- [Directive] Find the lines below that contain the string "reserves". Copy each one.
---------- Records shown
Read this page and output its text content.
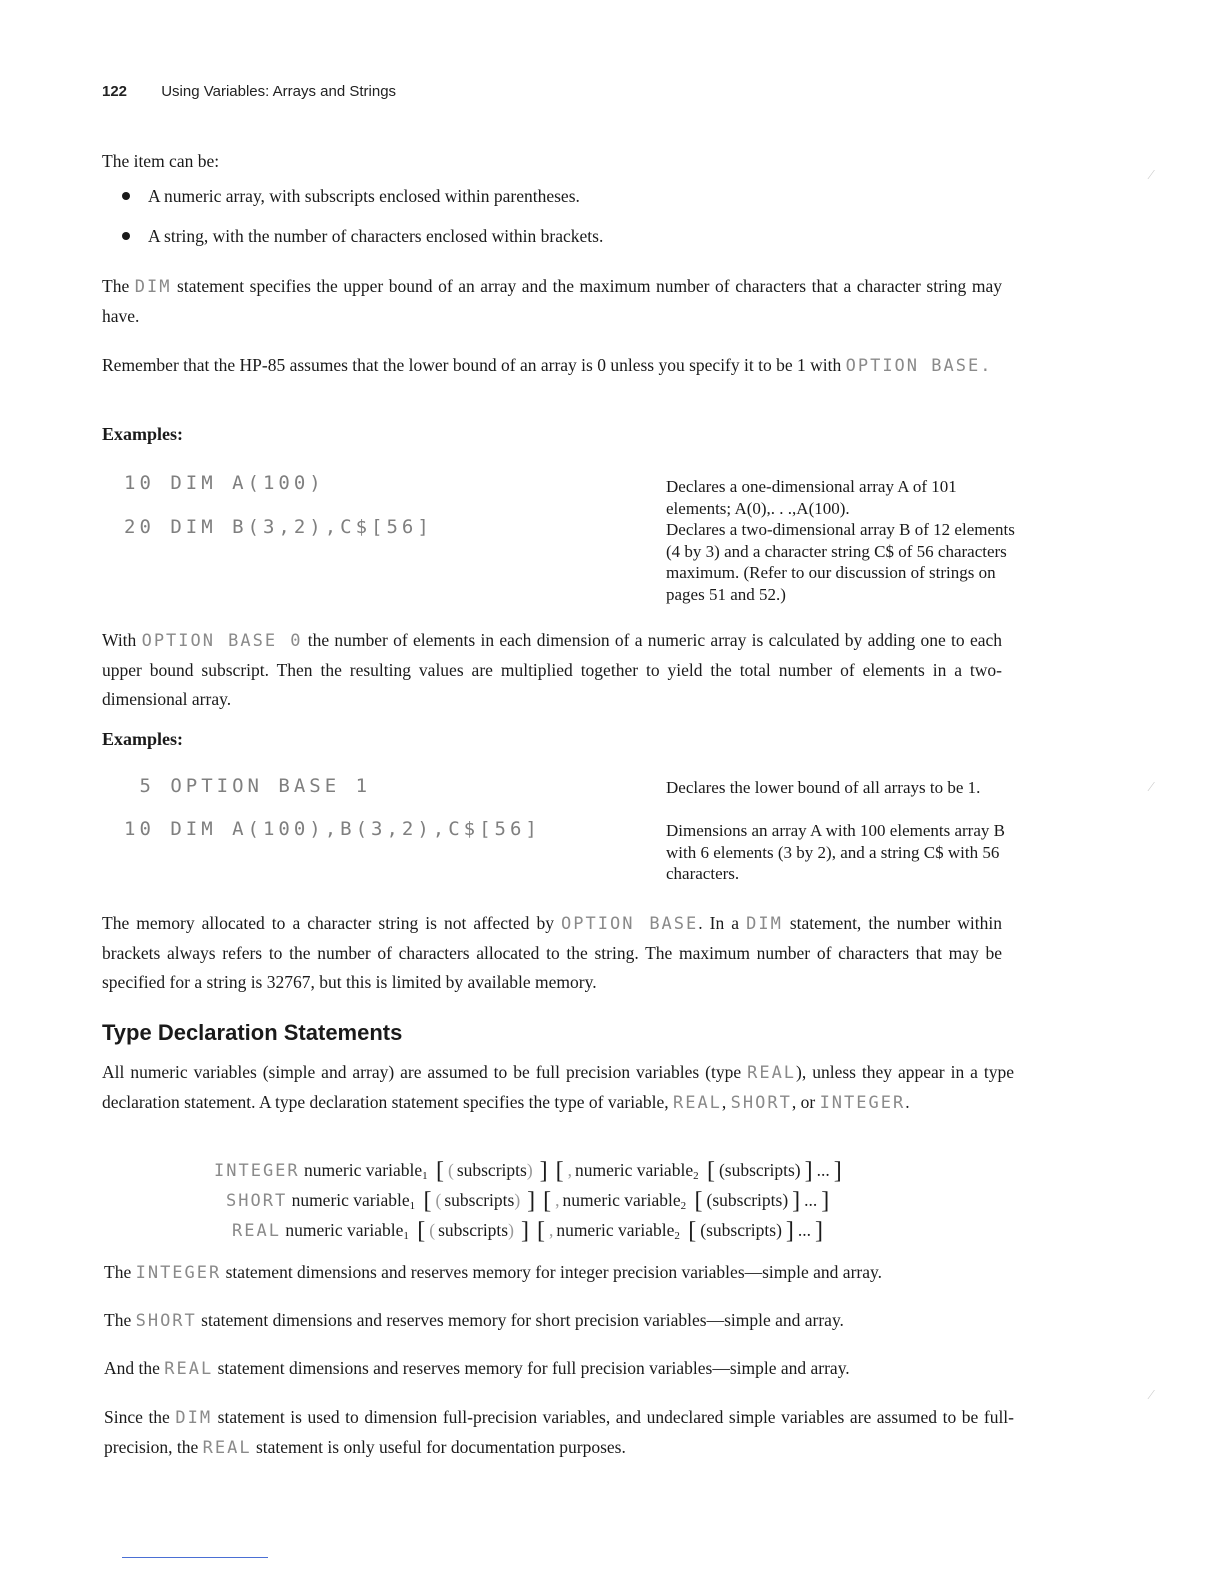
122 Using Variables: Arrays and Strings
The item can be:
A numeric array, with subscripts enclosed within parentheses.
A string, with the number of characters enclosed within brackets.
The DIM statement specifies the upper bound of an array and the maximum number of characters that a character string may have.
Remember that the HP-85 assumes that the lower bound of an array is 0 unless you specify it to be 1 with OPTION BASE.
Examples:
10 DIM A(100)	Declares a one-dimensional array A of 101 elements; A(0),. . .,A(100).
20 DIM B(3,2),C$[56]	Declares a two-dimensional array B of 12 elements (4 by 3) and a character string C$ of 56 characters maximum. (Refer to our discussion of strings on pages 51 and 52.)
With OPTION BASE 0 the number of elements in each dimension of a numeric array is calculated by adding one to each upper bound subscript. Then the resulting values are multiplied together to yield the total number of elements in a two-dimensional array.
Examples:
5 OPTION BASE 1	Declares the lower bound of all arrays to be 1.
10 DIM A(100),B(3,2),C$[56]	Dimensions an array A with 100 elements array B with 6 elements (3 by 2), and a string C$ with 56 characters.
The memory allocated to a character string is not affected by OPTION BASE. In a DIM statement, the number within brackets always refers to the number of characters allocated to the string. The maximum number of characters that may be specified for a string is 32767, but this is limited by available memory.
Type Declaration Statements
All numeric variables (simple and array) are assumed to be full precision variables (type REAL), unless they appear in a type declaration statement. A type declaration statement specifies the type of variable, REAL, SHORT, or INTEGER.
INTEGER numeric variable$_1$ [ ( subscripts) ] [ , numeric variable$_2$ [ (subscripts) ] ... ]
SHORT numeric variable$_1$ [ ( subscripts) ] [ , numeric variable$_2$ [ (subscripts) ] ... ]
REAL numeric variable$_1$ [ ( subscripts) ] [ , numeric variable$_2$ [ (subscripts) ] ... ]
The INTEGER statement dimensions and reserves memory for integer precision variables—simple and array.
The SHORT statement dimensions and reserves memory for short precision variables—simple and array.
And the REAL statement dimensions and reserves memory for full precision variables—simple and array.
Since the DIM statement is used to dimension full-precision variables, and undeclared simple variables are assumed to be full-precision, the REAL statement is only useful for documentation purposes.
⁄
⁄
⁄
--------------------
- [Result]
The INTEGER statement dimensions and reserves memory for integer precision variables—simple and array.
The SHORT statement dimensions and reserves memory for short precision variables—simple and array.
And the REAL statement dimensions and reserves memory for full precision variables—simple and array.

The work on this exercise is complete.